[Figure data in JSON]
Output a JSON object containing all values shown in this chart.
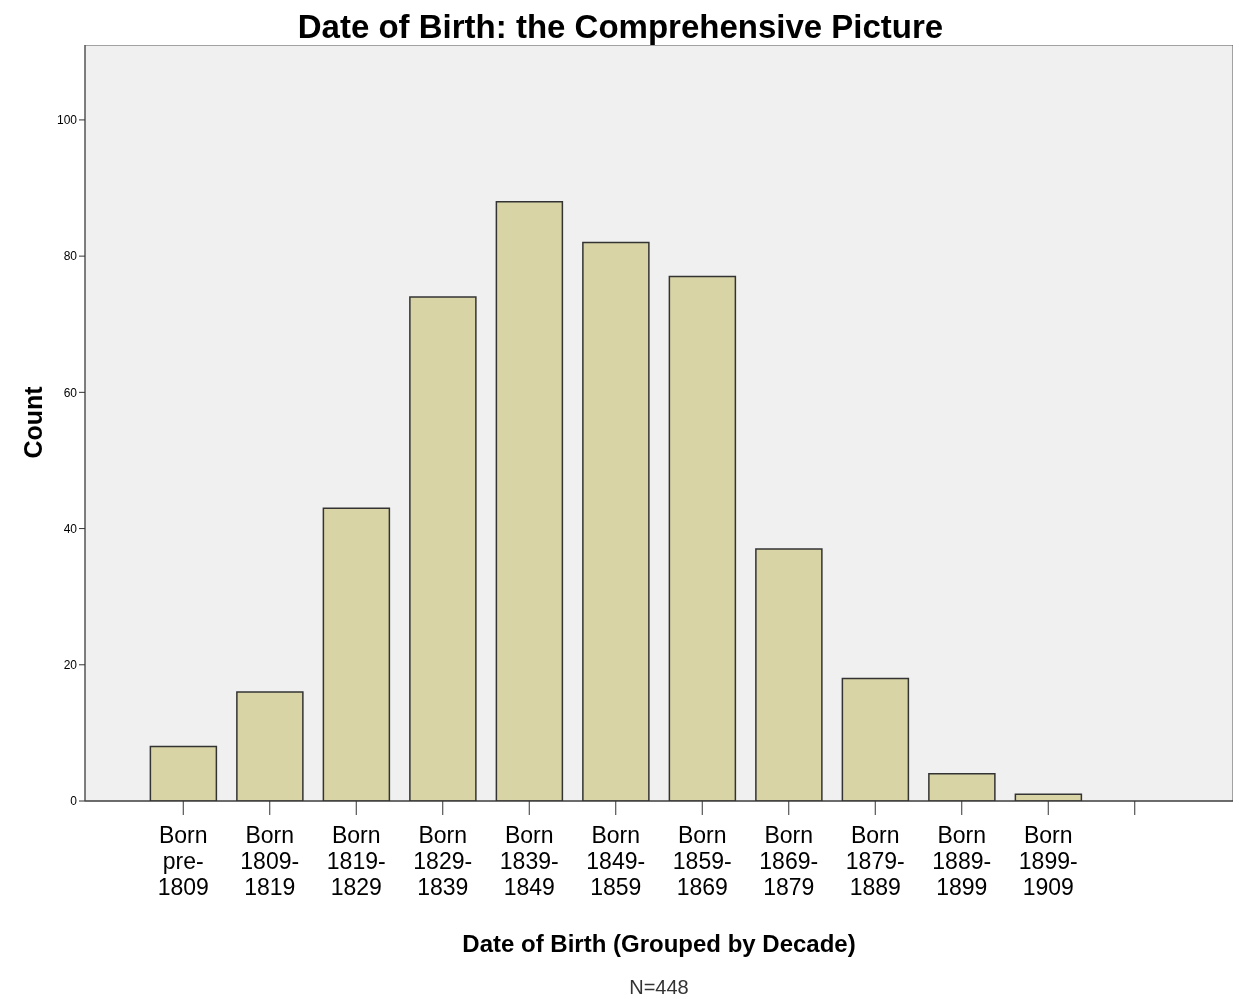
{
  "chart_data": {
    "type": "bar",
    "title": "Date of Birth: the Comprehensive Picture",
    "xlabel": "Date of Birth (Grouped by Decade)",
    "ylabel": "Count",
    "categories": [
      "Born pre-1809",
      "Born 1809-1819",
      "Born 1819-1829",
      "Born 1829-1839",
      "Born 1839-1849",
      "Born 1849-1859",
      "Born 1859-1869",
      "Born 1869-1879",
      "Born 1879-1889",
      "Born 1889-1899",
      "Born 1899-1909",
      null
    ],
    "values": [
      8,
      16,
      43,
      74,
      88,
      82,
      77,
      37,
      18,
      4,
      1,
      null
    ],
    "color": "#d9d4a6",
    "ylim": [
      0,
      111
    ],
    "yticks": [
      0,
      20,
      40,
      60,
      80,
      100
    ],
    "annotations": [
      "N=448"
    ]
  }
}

The request »
Locate all lines in the listing above with the word "values". Copy them.

Exercise answer »
Output a JSON object containing all values shown in this chart.
    "values": [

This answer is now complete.